→ **Problem details**
Every line of the material is to be quoted verbatim, minus the pictures.

→ **Task inputs**
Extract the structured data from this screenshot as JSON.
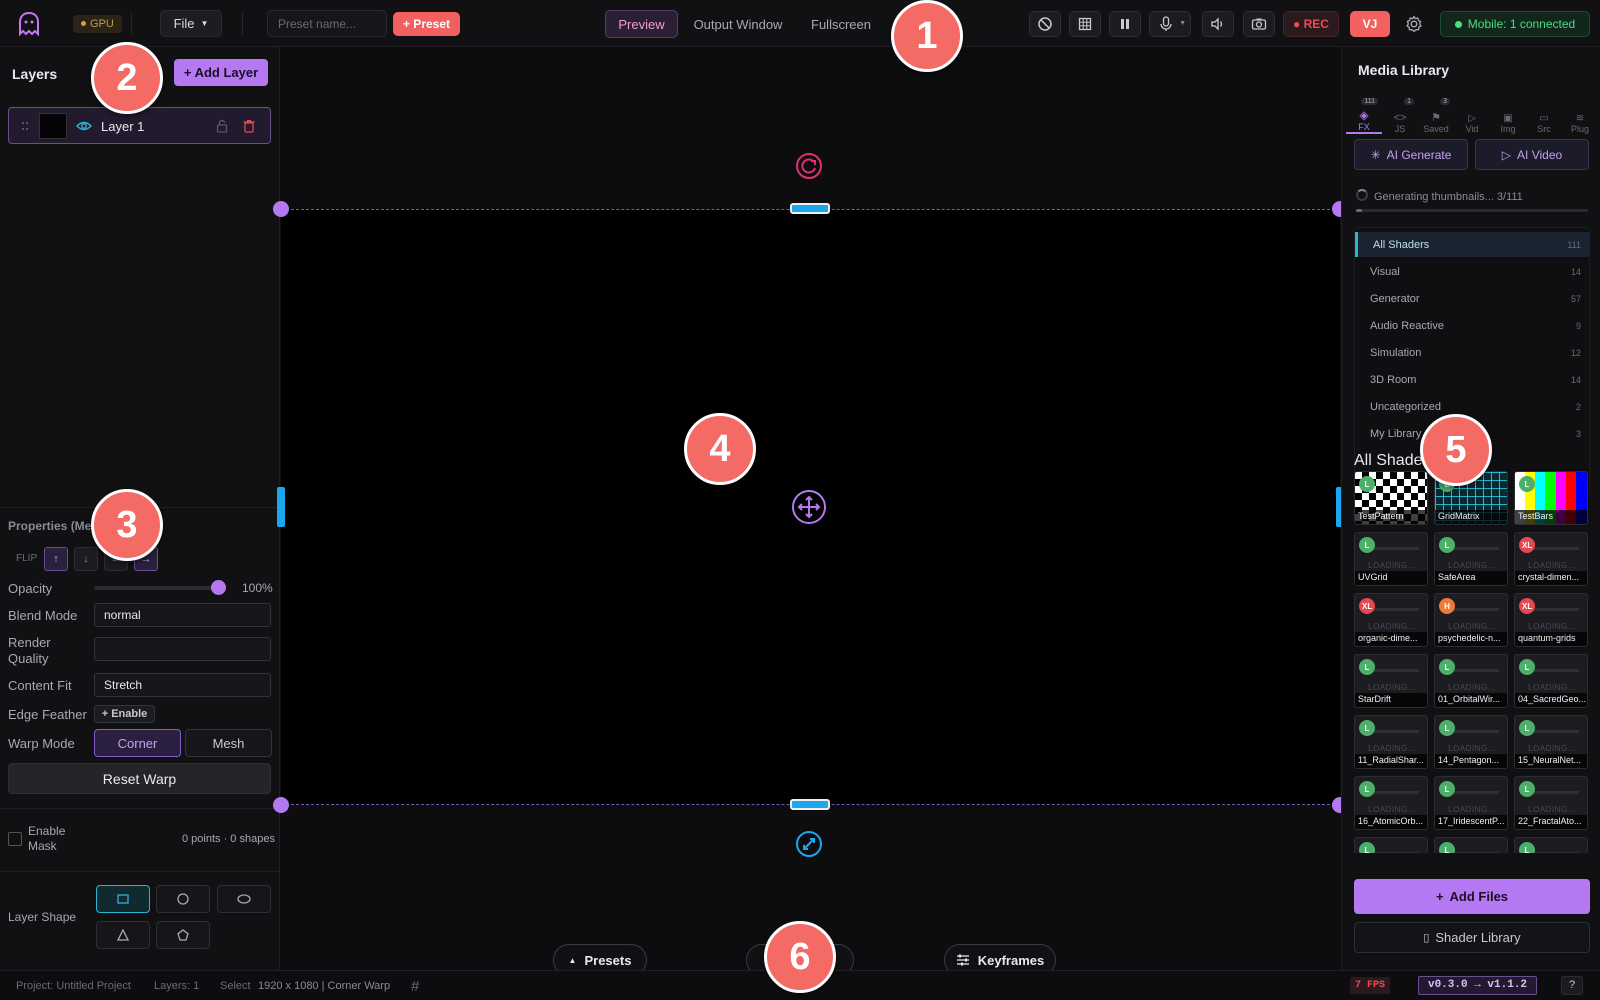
{
  "topbar": {
    "gpu_label": "GPU",
    "file_label": "File",
    "preset_placeholder": "Preset name...",
    "add_preset_label": "+ Preset",
    "view_modes": [
      "Preview",
      "Output Window",
      "Fullscreen"
    ],
    "active_view": "Preview",
    "rec_label": "● REC",
    "vj_label": "VJ",
    "mobile_status": "Mobile: 1 connected"
  },
  "layers_panel": {
    "title": "Layers",
    "add_layer_label": "+ Add Layer",
    "layers": [
      {
        "name": "Layer 1"
      }
    ]
  },
  "properties": {
    "title": "Properties (Me",
    "flip_label": "FLIP",
    "opacity_label": "Opacity",
    "opacity_value": "100%",
    "opacity_fraction": 1.0,
    "blend_mode_label": "Blend Mode",
    "blend_mode_value": "normal",
    "render_quality_label": "Render Quality",
    "render_quality_value": "",
    "content_fit_label": "Content Fit",
    "content_fit_value": "Stretch",
    "edge_feather_label": "Edge Feather",
    "edge_feather_button": "+ Enable",
    "warp_mode_label": "Warp Mode",
    "warp_modes": [
      "Corner",
      "Mesh"
    ],
    "active_warp_mode": "Corner",
    "reset_warp_label": "Reset Warp",
    "enable_mask_label": "Enable Mask",
    "mask_info": "0 points · 0 shapes",
    "layer_shape_label": "Layer Shape"
  },
  "bottom_controls": {
    "presets_label": "Presets",
    "keyframes_label": "Keyframes"
  },
  "media_library": {
    "title": "Media Library",
    "tabs": [
      {
        "label": "FX",
        "count": "111"
      },
      {
        "label": "JS",
        "count": "1"
      },
      {
        "label": "Saved",
        "count": "3"
      },
      {
        "label": "Vid",
        "count": ""
      },
      {
        "label": "Img",
        "count": ""
      },
      {
        "label": "Src",
        "count": ""
      },
      {
        "label": "Plug",
        "count": ""
      }
    ],
    "ai_generate_label": "AI Generate",
    "ai_video_label": "AI Video",
    "generating_text": "Generating thumbnails... 3/111",
    "generating_progress": 0.027,
    "categories": [
      {
        "name": "All Shaders",
        "count": "111"
      },
      {
        "name": "Visual",
        "count": "14"
      },
      {
        "name": "Generator",
        "count": "57"
      },
      {
        "name": "Audio Reactive",
        "count": "9"
      },
      {
        "name": "Simulation",
        "count": "12"
      },
      {
        "name": "3D Room",
        "count": "14"
      },
      {
        "name": "Uncategorized",
        "count": "2"
      },
      {
        "name": "My Library",
        "count": "3"
      }
    ],
    "section_title": "All Shaders",
    "loading_text": "LOADING...",
    "shaders": [
      {
        "name": "TestPattern",
        "tag": "L",
        "thumb": "checker"
      },
      {
        "name": "GridMatrix",
        "tag": "L",
        "thumb": "grid"
      },
      {
        "name": "TestBars",
        "tag": "L",
        "thumb": "bars"
      },
      {
        "name": "UVGrid",
        "tag": "L"
      },
      {
        "name": "SafeArea",
        "tag": "L"
      },
      {
        "name": "crystal-dimen...",
        "tag": "XL"
      },
      {
        "name": "organic-dime...",
        "tag": "XL"
      },
      {
        "name": "psychedelic-n...",
        "tag": "H"
      },
      {
        "name": "quantum-grids",
        "tag": "XL"
      },
      {
        "name": "StarDrift",
        "tag": "L"
      },
      {
        "name": "01_OrbitalWir...",
        "tag": "L"
      },
      {
        "name": "04_SacredGeo...",
        "tag": "L"
      },
      {
        "name": "11_RadialShar...",
        "tag": "L"
      },
      {
        "name": "14_Pentagon...",
        "tag": "L"
      },
      {
        "name": "15_NeuralNet...",
        "tag": "L"
      },
      {
        "name": "16_AtomicOrb...",
        "tag": "L"
      },
      {
        "name": "17_IridescentP...",
        "tag": "L"
      },
      {
        "name": "22_FractalAto...",
        "tag": "L"
      },
      {
        "name": "",
        "tag": "L"
      },
      {
        "name": "",
        "tag": "L"
      },
      {
        "name": "",
        "tag": "L"
      }
    ],
    "tag_colors": {
      "L": "#4caf6a",
      "XL": "#e5484d",
      "H": "#f07a3a"
    },
    "add_files_label": "Add Files",
    "shader_library_label": "Shader Library"
  },
  "statusbar": {
    "project": "Project: Untitled Project",
    "layers": "Layers: 1",
    "selected": "Select",
    "resolution": "1920 x 1080 | Corner Warp",
    "fps": "7 FPS",
    "version": "v0.3.0 → v1.1.2",
    "help": "?"
  },
  "callouts": [
    "1",
    "2",
    "3",
    "4",
    "5",
    "6"
  ],
  "colors": {
    "accent": "#b478f2",
    "rec": "#ee4a55",
    "connected": "#4ade80",
    "callout": "#f46b66"
  }
}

→ **Written response**
Extract the structured data from this screenshot as JSON.
{
  "topbar": {
    "gpu_label": "GPU",
    "file_label": "File",
    "preset_placeholder": "Preset name...",
    "add_preset_label": "+ Preset",
    "view_modes": [
      "Preview",
      "Output Window",
      "Fullscreen"
    ],
    "active_view": "Preview",
    "rec_label": "● REC",
    "vj_label": "VJ",
    "mobile_status": "Mobile: 1 connected"
  },
  "layers_panel": {
    "title": "Layers",
    "add_layer_label": "+ Add Layer",
    "layers": [
      {
        "name": "Layer 1"
      }
    ]
  },
  "properties": {
    "title": "Properties (Me",
    "flip_label": "FLIP",
    "opacity_label": "Opacity",
    "opacity_value": "100%",
    "opacity_fraction": 1.0,
    "blend_mode_label": "Blend Mode",
    "blend_mode_value": "normal",
    "render_quality_label": "Render Quality",
    "render_quality_value": "",
    "content_fit_label": "Content Fit",
    "content_fit_value": "Stretch",
    "edge_feather_label": "Edge Feather",
    "edge_feather_button": "+ Enable",
    "warp_mode_label": "Warp Mode",
    "warp_modes": [
      "Corner",
      "Mesh"
    ],
    "active_warp_mode": "Corner",
    "reset_warp_label": "Reset Warp",
    "enable_mask_label": "Enable Mask",
    "mask_info": "0 points · 0 shapes",
    "layer_shape_label": "Layer Shape"
  },
  "bottom_controls": {
    "presets_label": "Presets",
    "keyframes_label": "Keyframes"
  },
  "media_library": {
    "title": "Media Library",
    "tabs": [
      {
        "label": "FX",
        "count": "111"
      },
      {
        "label": "JS",
        "count": "1"
      },
      {
        "label": "Saved",
        "count": "3"
      },
      {
        "label": "Vid",
        "count": ""
      },
      {
        "label": "Img",
        "count": ""
      },
      {
        "label": "Src",
        "count": ""
      },
      {
        "label": "Plug",
        "count": ""
      }
    ],
    "ai_generate_label": "AI Generate",
    "ai_video_label": "AI Video",
    "generating_text": "Generating thumbnails... 3/111",
    "generating_progress": 0.027,
    "categories": [
      {
        "name": "All Shaders",
        "count": "111"
      },
      {
        "name": "Visual",
        "count": "14"
      },
      {
        "name": "Generator",
        "count": "57"
      },
      {
        "name": "Audio Reactive",
        "count": "9"
      },
      {
        "name": "Simulation",
        "count": "12"
      },
      {
        "name": "3D Room",
        "count": "14"
      },
      {
        "name": "Uncategorized",
        "count": "2"
      },
      {
        "name": "My Library",
        "count": "3"
      }
    ],
    "section_title": "All Shaders",
    "loading_text": "LOADING...",
    "shaders": [
      {
        "name": "TestPattern",
        "tag": "L",
        "thumb": "checker"
      },
      {
        "name": "GridMatrix",
        "tag": "L",
        "thumb": "grid"
      },
      {
        "name": "TestBars",
        "tag": "L",
        "thumb": "bars"
      },
      {
        "name": "UVGrid",
        "tag": "L"
      },
      {
        "name": "SafeArea",
        "tag": "L"
      },
      {
        "name": "crystal-dimen...",
        "tag": "XL"
      },
      {
        "name": "organic-dime...",
        "tag": "XL"
      },
      {
        "name": "psychedelic-n...",
        "tag": "H"
      },
      {
        "name": "quantum-grids",
        "tag": "XL"
      },
      {
        "name": "StarDrift",
        "tag": "L"
      },
      {
        "name": "01_OrbitalWir...",
        "tag": "L"
      },
      {
        "name": "04_SacredGeo...",
        "tag": "L"
      },
      {
        "name": "11_RadialShar...",
        "tag": "L"
      },
      {
        "name": "14_Pentagon...",
        "tag": "L"
      },
      {
        "name": "15_NeuralNet...",
        "tag": "L"
      },
      {
        "name": "16_AtomicOrb...",
        "tag": "L"
      },
      {
        "name": "17_IridescentP...",
        "tag": "L"
      },
      {
        "name": "22_FractalAto...",
        "tag": "L"
      },
      {
        "name": "",
        "tag": "L"
      },
      {
        "name": "",
        "tag": "L"
      },
      {
        "name": "",
        "tag": "L"
      }
    ],
    "tag_colors": {
      "L": "#4caf6a",
      "XL": "#e5484d",
      "H": "#f07a3a"
    },
    "add_files_label": "Add Files",
    "shader_library_label": "Shader Library"
  },
  "statusbar": {
    "project": "Project: Untitled Project",
    "layers": "Layers: 1",
    "selected": "Select",
    "resolution": "1920 x 1080 | Corner Warp",
    "fps": "7 FPS",
    "version": "v0.3.0 → v1.1.2",
    "help": "?"
  },
  "callouts": [
    "1",
    "2",
    "3",
    "4",
    "5",
    "6"
  ],
  "colors": {
    "accent": "#b478f2",
    "rec": "#ee4a55",
    "connected": "#4ade80",
    "callout": "#f46b66"
  }
}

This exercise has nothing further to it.